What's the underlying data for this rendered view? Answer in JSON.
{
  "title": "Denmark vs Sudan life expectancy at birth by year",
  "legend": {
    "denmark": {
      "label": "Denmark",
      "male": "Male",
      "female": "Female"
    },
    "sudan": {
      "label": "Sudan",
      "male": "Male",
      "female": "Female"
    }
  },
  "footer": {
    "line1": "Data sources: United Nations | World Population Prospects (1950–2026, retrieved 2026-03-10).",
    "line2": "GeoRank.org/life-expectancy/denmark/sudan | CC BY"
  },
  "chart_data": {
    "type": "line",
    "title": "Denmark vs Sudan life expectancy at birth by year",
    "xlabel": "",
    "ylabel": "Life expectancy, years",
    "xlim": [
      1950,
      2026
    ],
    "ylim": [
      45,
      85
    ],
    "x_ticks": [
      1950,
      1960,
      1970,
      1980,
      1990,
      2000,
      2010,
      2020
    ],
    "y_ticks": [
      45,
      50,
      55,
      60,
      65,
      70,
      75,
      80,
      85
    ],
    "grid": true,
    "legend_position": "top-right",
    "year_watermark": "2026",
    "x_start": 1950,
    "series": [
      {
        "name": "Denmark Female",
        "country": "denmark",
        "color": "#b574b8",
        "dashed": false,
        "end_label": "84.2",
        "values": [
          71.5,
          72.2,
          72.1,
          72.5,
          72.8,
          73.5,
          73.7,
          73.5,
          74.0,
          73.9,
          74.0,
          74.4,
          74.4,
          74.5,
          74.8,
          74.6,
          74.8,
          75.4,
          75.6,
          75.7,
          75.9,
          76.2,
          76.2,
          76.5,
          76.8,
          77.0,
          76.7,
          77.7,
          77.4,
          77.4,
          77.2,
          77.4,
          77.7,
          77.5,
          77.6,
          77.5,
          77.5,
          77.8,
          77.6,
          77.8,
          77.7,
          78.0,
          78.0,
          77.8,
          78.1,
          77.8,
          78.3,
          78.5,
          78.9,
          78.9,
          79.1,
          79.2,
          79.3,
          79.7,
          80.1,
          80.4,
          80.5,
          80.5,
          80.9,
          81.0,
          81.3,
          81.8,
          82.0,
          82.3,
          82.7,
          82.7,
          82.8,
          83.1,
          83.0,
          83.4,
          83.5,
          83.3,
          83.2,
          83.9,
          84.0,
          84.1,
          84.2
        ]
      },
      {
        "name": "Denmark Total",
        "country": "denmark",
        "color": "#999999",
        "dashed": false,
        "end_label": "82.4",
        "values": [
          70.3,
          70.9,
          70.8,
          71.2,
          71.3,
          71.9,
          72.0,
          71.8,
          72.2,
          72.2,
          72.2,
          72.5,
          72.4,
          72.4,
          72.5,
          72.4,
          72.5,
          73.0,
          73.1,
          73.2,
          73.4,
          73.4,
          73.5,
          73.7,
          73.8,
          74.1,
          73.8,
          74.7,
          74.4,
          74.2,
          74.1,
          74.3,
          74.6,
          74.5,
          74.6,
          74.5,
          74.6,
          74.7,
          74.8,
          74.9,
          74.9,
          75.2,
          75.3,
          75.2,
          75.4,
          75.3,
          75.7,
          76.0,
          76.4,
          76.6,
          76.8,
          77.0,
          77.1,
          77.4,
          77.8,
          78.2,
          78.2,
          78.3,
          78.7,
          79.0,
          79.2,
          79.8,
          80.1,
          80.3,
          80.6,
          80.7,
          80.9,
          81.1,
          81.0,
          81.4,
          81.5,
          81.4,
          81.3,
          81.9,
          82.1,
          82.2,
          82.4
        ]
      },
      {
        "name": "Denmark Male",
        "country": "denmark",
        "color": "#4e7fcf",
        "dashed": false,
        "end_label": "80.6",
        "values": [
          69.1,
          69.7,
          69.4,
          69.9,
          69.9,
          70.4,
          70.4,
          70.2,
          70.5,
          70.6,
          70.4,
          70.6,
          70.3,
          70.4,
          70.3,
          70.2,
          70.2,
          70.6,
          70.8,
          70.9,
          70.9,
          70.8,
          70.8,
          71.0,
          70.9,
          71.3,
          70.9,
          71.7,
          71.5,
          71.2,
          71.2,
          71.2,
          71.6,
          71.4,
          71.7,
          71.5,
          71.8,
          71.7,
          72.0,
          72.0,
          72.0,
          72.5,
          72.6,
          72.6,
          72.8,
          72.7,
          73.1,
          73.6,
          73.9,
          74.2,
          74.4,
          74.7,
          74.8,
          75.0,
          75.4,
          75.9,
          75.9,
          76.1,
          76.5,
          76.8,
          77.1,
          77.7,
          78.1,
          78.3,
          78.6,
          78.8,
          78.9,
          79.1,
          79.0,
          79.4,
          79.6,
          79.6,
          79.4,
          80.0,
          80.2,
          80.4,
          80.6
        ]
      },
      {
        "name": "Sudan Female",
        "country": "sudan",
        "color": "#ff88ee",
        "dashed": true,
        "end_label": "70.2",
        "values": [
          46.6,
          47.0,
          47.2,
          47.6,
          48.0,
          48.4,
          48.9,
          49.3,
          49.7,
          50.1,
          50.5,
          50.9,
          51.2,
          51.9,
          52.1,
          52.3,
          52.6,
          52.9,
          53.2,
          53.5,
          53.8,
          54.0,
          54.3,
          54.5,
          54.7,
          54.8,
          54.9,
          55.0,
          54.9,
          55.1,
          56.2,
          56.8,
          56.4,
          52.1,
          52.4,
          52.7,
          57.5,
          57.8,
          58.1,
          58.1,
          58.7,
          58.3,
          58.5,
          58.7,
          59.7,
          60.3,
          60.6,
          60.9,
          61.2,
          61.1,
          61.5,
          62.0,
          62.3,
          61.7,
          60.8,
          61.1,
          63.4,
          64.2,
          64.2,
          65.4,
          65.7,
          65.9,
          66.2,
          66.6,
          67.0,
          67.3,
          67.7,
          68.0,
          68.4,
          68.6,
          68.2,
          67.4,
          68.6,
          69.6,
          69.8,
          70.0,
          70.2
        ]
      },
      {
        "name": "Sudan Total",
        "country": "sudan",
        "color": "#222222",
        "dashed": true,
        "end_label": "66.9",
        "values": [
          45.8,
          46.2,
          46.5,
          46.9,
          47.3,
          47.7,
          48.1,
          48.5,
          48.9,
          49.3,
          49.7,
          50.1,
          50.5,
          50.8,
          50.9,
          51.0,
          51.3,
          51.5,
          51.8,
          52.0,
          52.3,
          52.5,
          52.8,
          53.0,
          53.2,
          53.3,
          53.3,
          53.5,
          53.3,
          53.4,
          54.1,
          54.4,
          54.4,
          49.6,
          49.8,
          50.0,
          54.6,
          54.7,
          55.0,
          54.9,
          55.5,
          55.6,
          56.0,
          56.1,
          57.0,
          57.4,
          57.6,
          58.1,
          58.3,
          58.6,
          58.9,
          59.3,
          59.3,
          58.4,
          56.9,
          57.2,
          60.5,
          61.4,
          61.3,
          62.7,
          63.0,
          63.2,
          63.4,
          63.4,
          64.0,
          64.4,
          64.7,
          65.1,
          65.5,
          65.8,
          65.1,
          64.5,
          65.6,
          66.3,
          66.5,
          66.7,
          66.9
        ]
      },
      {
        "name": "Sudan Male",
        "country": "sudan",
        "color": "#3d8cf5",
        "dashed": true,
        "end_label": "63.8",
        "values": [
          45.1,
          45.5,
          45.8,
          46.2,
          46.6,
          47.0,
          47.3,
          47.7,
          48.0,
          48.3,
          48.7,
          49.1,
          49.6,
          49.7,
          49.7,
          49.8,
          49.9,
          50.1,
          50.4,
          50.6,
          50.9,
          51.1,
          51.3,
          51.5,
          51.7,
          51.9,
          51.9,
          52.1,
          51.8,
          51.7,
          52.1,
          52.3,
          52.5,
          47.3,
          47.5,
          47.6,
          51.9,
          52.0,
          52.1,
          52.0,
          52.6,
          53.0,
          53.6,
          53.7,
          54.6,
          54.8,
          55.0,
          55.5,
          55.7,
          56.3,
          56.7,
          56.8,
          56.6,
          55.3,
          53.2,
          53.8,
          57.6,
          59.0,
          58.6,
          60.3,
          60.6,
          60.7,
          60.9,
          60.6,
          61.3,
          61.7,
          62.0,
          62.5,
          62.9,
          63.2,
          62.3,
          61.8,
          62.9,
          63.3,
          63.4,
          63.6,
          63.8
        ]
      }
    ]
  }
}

▶ [PROBLEM]:
Read the entries and pick out all lines that include the word "Female".

▶ [OUTPUT FOR THIS TASK]:
      "female": "Female"
      "female": "Female"
        "name": "Denmark Female",
        "name": "Sudan Female",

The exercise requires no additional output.